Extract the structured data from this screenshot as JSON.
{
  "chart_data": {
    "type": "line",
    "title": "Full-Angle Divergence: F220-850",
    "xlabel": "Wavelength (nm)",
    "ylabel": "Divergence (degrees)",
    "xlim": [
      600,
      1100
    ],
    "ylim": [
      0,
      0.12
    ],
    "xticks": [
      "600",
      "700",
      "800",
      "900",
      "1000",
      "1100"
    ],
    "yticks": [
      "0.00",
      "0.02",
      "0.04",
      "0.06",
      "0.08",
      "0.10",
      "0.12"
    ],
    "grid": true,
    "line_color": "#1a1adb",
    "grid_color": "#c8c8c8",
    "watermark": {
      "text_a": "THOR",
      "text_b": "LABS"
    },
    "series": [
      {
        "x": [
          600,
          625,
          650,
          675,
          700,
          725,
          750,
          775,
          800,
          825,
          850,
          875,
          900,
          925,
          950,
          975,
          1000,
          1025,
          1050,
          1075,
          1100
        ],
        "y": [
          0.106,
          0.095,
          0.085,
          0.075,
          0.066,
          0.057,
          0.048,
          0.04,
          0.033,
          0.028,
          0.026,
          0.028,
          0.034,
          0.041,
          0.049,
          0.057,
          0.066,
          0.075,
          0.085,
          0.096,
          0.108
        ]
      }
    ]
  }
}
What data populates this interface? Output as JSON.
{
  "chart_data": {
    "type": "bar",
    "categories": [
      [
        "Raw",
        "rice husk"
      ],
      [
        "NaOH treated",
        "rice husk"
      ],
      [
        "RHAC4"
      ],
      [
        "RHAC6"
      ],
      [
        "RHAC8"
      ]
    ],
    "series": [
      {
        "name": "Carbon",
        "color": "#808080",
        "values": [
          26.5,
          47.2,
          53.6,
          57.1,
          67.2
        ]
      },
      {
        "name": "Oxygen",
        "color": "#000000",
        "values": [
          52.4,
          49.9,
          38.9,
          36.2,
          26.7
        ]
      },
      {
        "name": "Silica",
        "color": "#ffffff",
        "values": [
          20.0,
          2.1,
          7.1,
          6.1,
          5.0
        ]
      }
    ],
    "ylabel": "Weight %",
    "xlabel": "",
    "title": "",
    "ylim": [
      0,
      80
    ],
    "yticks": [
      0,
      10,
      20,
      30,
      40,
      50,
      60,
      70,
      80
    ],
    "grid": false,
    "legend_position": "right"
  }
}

#### [STATED GOAL]
Repeat each entry word for word.

#### [EXERCISE RESULT]
Extract the structured data from this screenshot as JSON.
{
  "chart_data": {
    "type": "line",
    "title": "Full-Angle Divergence: F220-850",
    "xlabel": "Wavelength (nm)",
    "ylabel": "Divergence (degrees)",
    "xlim": [
      600,
      1100
    ],
    "ylim": [
      0,
      0.12
    ],
    "xticks": [
      "600",
      "700",
      "800",
      "900",
      "1000",
      "1100"
    ],
    "yticks": [
      "0.00",
      "0.02",
      "0.04",
      "0.06",
      "0.08",
      "0.10",
      "0.12"
    ],
    "grid": true,
    "line_color": "#1a1adb",
    "grid_color": "#c8c8c8",
    "watermark": {
      "text_a": "THOR",
      "text_b": "LABS"
    },
    "series": [
      {
        "x": [
          600,
          625,
          650,
          675,
          700,
          725,
          750,
          775,
          800,
          825,
          850,
          875,
          900,
          925,
          950,
          975,
          1000,
          1025,
          1050,
          1075,
          1100
        ],
        "y": [
          0.106,
          0.095,
          0.085,
          0.075,
          0.066,
          0.057,
          0.048,
          0.04,
          0.033,
          0.028,
          0.026,
          0.028,
          0.034,
          0.041,
          0.049,
          0.057,
          0.066,
          0.075,
          0.085,
          0.096,
          0.108
        ]
      }
    ]
  }
}
What data populates this interface? Output as JSON.
{
  "chart_data": {
    "type": "bar",
    "categories": [
      [
        "Raw",
        "rice husk"
      ],
      [
        "NaOH treated",
        "rice husk"
      ],
      [
        "RHAC4"
      ],
      [
        "RHAC6"
      ],
      [
        "RHAC8"
      ]
    ],
    "series": [
      {
        "name": "Carbon",
        "color": "#808080",
        "values": [
          26.5,
          47.2,
          53.6,
          57.1,
          67.2
        ]
      },
      {
        "name": "Oxygen",
        "color": "#000000",
        "values": [
          52.4,
          49.9,
          38.9,
          36.2,
          26.7
        ]
      },
      {
        "name": "Silica",
        "color": "#ffffff",
        "values": [
          20.0,
          2.1,
          7.1,
          6.1,
          5.0
        ]
      }
    ],
    "ylabel": "Weight %",
    "xlabel": "",
    "title": "",
    "ylim": [
      0,
      80
    ],
    "yticks": [
      0,
      10,
      20,
      30,
      40,
      50,
      60,
      70,
      80
    ],
    "grid": false,
    "legend_position": "right"
  }
}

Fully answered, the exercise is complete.